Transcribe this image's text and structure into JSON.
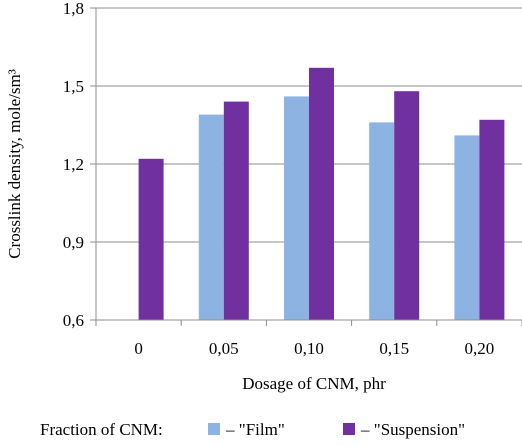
{
  "chart_data": {
    "type": "bar",
    "title": "",
    "xlabel": "Dosage of CNM, phr",
    "ylabel": "Crosslink density,  mole/sm³",
    "categories": [
      "0",
      "0,05",
      "0,10",
      "0,15",
      "0,20"
    ],
    "y_tick_labels": [
      "0,6",
      "0,9",
      "1,2",
      "1,5",
      "1,8"
    ],
    "y_ticks": [
      0.6,
      0.9,
      1.2,
      1.5,
      1.8
    ],
    "ylim": [
      0.6,
      1.8
    ],
    "grid": "horizontal",
    "legend_placement": "bottom",
    "legend_prefix": "Fraction of CNM:",
    "series": [
      {
        "name": "– \"Film\"",
        "color": "#8db3e2",
        "values": [
          null,
          1.39,
          1.46,
          1.36,
          1.31
        ]
      },
      {
        "name": "– \"Suspension\"",
        "color": "#7030a0",
        "values": [
          1.22,
          1.44,
          1.57,
          1.48,
          1.37
        ]
      }
    ]
  }
}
= = = = =
Quote each record exactly as it stands, minus the pictures.

Transcribe this image's text and structure into JSON.
{
  "chart_data": {
    "type": "bar",
    "title": "",
    "xlabel": "Dosage of CNM, phr",
    "ylabel": "Crosslink density,  mole/sm³",
    "categories": [
      "0",
      "0,05",
      "0,10",
      "0,15",
      "0,20"
    ],
    "y_tick_labels": [
      "0,6",
      "0,9",
      "1,2",
      "1,5",
      "1,8"
    ],
    "y_ticks": [
      0.6,
      0.9,
      1.2,
      1.5,
      1.8
    ],
    "ylim": [
      0.6,
      1.8
    ],
    "grid": "horizontal",
    "legend_placement": "bottom",
    "legend_prefix": "Fraction of CNM:",
    "series": [
      {
        "name": "– \"Film\"",
        "color": "#8db3e2",
        "values": [
          null,
          1.39,
          1.46,
          1.36,
          1.31
        ]
      },
      {
        "name": "– \"Suspension\"",
        "color": "#7030a0",
        "values": [
          1.22,
          1.44,
          1.57,
          1.48,
          1.37
        ]
      }
    ]
  }
}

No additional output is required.